(Dataset records)
** begin **
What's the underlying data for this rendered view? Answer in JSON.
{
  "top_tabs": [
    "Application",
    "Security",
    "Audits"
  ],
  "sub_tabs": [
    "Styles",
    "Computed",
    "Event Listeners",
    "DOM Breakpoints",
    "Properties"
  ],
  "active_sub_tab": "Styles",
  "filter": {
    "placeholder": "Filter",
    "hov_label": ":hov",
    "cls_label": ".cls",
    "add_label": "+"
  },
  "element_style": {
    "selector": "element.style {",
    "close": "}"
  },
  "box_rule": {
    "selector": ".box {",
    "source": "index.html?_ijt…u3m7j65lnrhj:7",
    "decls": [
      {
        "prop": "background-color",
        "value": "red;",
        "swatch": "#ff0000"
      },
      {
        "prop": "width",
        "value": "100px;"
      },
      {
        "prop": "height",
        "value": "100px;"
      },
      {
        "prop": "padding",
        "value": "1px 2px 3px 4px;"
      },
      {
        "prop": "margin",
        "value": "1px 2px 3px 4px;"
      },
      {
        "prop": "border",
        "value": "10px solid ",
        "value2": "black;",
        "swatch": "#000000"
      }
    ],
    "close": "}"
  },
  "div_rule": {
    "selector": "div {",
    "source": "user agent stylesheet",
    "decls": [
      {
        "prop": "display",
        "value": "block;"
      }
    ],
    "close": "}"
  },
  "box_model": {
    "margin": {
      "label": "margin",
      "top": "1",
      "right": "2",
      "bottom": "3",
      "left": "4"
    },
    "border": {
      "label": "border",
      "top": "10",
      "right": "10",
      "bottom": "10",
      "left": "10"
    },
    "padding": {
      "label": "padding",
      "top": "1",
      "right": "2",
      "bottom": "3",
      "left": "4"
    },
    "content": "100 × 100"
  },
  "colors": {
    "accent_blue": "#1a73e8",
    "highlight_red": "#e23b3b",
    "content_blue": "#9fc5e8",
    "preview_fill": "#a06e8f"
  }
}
** end **
From the data above, count the lines where "source" occurs and give that figure and nothing else.

__Written response__
2